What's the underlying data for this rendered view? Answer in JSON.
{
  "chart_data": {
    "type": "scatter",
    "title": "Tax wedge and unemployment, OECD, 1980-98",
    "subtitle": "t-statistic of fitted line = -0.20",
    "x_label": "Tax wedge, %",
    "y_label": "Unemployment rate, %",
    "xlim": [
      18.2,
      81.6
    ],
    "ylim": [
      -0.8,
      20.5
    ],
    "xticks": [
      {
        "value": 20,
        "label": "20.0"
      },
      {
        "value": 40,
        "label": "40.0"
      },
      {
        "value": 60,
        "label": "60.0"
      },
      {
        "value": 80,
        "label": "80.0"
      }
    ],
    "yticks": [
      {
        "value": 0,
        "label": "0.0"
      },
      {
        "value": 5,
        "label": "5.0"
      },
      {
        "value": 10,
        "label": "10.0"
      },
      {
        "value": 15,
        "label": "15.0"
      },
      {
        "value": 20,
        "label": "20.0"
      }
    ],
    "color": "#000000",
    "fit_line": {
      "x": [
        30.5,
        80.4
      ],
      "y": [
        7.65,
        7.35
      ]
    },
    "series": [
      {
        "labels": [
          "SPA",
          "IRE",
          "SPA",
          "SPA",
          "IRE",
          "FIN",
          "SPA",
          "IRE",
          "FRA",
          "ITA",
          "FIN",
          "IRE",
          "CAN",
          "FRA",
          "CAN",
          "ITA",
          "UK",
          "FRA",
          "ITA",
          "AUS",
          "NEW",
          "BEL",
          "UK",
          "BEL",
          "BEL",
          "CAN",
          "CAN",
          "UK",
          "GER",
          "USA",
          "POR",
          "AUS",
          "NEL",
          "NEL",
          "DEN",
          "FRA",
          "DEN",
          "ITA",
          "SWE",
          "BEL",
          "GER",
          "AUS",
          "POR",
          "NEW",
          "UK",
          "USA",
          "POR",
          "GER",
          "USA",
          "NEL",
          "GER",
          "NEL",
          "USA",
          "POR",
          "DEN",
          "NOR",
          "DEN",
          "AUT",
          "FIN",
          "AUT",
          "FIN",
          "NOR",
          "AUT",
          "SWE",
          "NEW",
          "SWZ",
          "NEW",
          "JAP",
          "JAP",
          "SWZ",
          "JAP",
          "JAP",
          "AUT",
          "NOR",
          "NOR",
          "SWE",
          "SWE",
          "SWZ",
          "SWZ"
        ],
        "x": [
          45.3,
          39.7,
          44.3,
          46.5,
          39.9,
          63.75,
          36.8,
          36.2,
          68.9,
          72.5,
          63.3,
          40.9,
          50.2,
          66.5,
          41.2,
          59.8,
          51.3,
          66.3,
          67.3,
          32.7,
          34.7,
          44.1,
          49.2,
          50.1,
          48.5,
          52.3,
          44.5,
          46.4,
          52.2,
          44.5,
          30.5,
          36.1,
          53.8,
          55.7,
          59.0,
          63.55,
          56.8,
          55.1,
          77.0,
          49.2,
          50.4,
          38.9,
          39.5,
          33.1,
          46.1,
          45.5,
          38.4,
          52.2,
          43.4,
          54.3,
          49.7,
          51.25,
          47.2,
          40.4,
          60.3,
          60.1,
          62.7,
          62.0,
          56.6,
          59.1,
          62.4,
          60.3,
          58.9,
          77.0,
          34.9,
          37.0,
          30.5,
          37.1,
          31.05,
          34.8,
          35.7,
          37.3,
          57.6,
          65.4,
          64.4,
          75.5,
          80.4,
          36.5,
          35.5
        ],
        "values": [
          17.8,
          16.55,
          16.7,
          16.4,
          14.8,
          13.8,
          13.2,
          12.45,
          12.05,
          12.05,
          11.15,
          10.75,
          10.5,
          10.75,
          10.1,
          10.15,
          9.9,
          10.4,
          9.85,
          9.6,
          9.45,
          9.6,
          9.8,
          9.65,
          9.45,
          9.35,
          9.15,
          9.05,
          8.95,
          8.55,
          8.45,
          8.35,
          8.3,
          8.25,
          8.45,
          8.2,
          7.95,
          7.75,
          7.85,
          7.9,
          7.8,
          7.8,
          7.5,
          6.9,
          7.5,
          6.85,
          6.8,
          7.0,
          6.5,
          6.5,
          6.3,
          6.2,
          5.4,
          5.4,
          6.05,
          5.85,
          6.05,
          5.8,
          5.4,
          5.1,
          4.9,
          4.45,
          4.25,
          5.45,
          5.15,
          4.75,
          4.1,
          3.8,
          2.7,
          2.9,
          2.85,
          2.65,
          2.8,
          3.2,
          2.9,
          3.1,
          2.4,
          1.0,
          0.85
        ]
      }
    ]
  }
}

**EXERCISE TASK**
Go through the listing and print each line exactly as it appears.

**RESULT**
What's the underlying data for this rendered view? Answer in JSON.
{
  "chart_data": {
    "type": "scatter",
    "title": "Tax wedge and unemployment, OECD, 1980-98",
    "subtitle": "t-statistic of fitted line = -0.20",
    "x_label": "Tax wedge, %",
    "y_label": "Unemployment rate, %",
    "xlim": [
      18.2,
      81.6
    ],
    "ylim": [
      -0.8,
      20.5
    ],
    "xticks": [
      {
        "value": 20,
        "label": "20.0"
      },
      {
        "value": 40,
        "label": "40.0"
      },
      {
        "value": 60,
        "label": "60.0"
      },
      {
        "value": 80,
        "label": "80.0"
      }
    ],
    "yticks": [
      {
        "value": 0,
        "label": "0.0"
      },
      {
        "value": 5,
        "label": "5.0"
      },
      {
        "value": 10,
        "label": "10.0"
      },
      {
        "value": 15,
        "label": "15.0"
      },
      {
        "value": 20,
        "label": "20.0"
      }
    ],
    "color": "#000000",
    "fit_line": {
      "x": [
        30.5,
        80.4
      ],
      "y": [
        7.65,
        7.35
      ]
    },
    "series": [
      {
        "labels": [
          "SPA",
          "IRE",
          "SPA",
          "SPA",
          "IRE",
          "FIN",
          "SPA",
          "IRE",
          "FRA",
          "ITA",
          "FIN",
          "IRE",
          "CAN",
          "FRA",
          "CAN",
          "ITA",
          "UK",
          "FRA",
          "ITA",
          "AUS",
          "NEW",
          "BEL",
          "UK",
          "BEL",
          "BEL",
          "CAN",
          "CAN",
          "UK",
          "GER",
          "USA",
          "POR",
          "AUS",
          "NEL",
          "NEL",
          "DEN",
          "FRA",
          "DEN",
          "ITA",
          "SWE",
          "BEL",
          "GER",
          "AUS",
          "POR",
          "NEW",
          "UK",
          "USA",
          "POR",
          "GER",
          "USA",
          "NEL",
          "GER",
          "NEL",
          "USA",
          "POR",
          "DEN",
          "NOR",
          "DEN",
          "AUT",
          "FIN",
          "AUT",
          "FIN",
          "NOR",
          "AUT",
          "SWE",
          "NEW",
          "SWZ",
          "NEW",
          "JAP",
          "JAP",
          "SWZ",
          "JAP",
          "JAP",
          "AUT",
          "NOR",
          "NOR",
          "SWE",
          "SWE",
          "SWZ",
          "SWZ"
        ],
        "x": [
          45.3,
          39.7,
          44.3,
          46.5,
          39.9,
          63.75,
          36.8,
          36.2,
          68.9,
          72.5,
          63.3,
          40.9,
          50.2,
          66.5,
          41.2,
          59.8,
          51.3,
          66.3,
          67.3,
          32.7,
          34.7,
          44.1,
          49.2,
          50.1,
          48.5,
          52.3,
          44.5,
          46.4,
          52.2,
          44.5,
          30.5,
          36.1,
          53.8,
          55.7,
          59.0,
          63.55,
          56.8,
          55.1,
          77.0,
          49.2,
          50.4,
          38.9,
          39.5,
          33.1,
          46.1,
          45.5,
          38.4,
          52.2,
          43.4,
          54.3,
          49.7,
          51.25,
          47.2,
          40.4,
          60.3,
          60.1,
          62.7,
          62.0,
          56.6,
          59.1,
          62.4,
          60.3,
          58.9,
          77.0,
          34.9,
          37.0,
          30.5,
          37.1,
          31.05,
          34.8,
          35.7,
          37.3,
          57.6,
          65.4,
          64.4,
          75.5,
          80.4,
          36.5,
          35.5
        ],
        "values": [
          17.8,
          16.55,
          16.7,
          16.4,
          14.8,
          13.8,
          13.2,
          12.45,
          12.05,
          12.05,
          11.15,
          10.75,
          10.5,
          10.75,
          10.1,
          10.15,
          9.9,
          10.4,
          9.85,
          9.6,
          9.45,
          9.6,
          9.8,
          9.65,
          9.45,
          9.35,
          9.15,
          9.05,
          8.95,
          8.55,
          8.45,
          8.35,
          8.3,
          8.25,
          8.45,
          8.2,
          7.95,
          7.75,
          7.85,
          7.9,
          7.8,
          7.8,
          7.5,
          6.9,
          7.5,
          6.85,
          6.8,
          7.0,
          6.5,
          6.5,
          6.3,
          6.2,
          5.4,
          5.4,
          6.05,
          5.85,
          6.05,
          5.8,
          5.4,
          5.1,
          4.9,
          4.45,
          4.25,
          5.45,
          5.15,
          4.75,
          4.1,
          3.8,
          2.7,
          2.9,
          2.85,
          2.65,
          2.8,
          3.2,
          2.9,
          3.1,
          2.4,
          1.0,
          0.85
        ]
      }
    ]
  }
}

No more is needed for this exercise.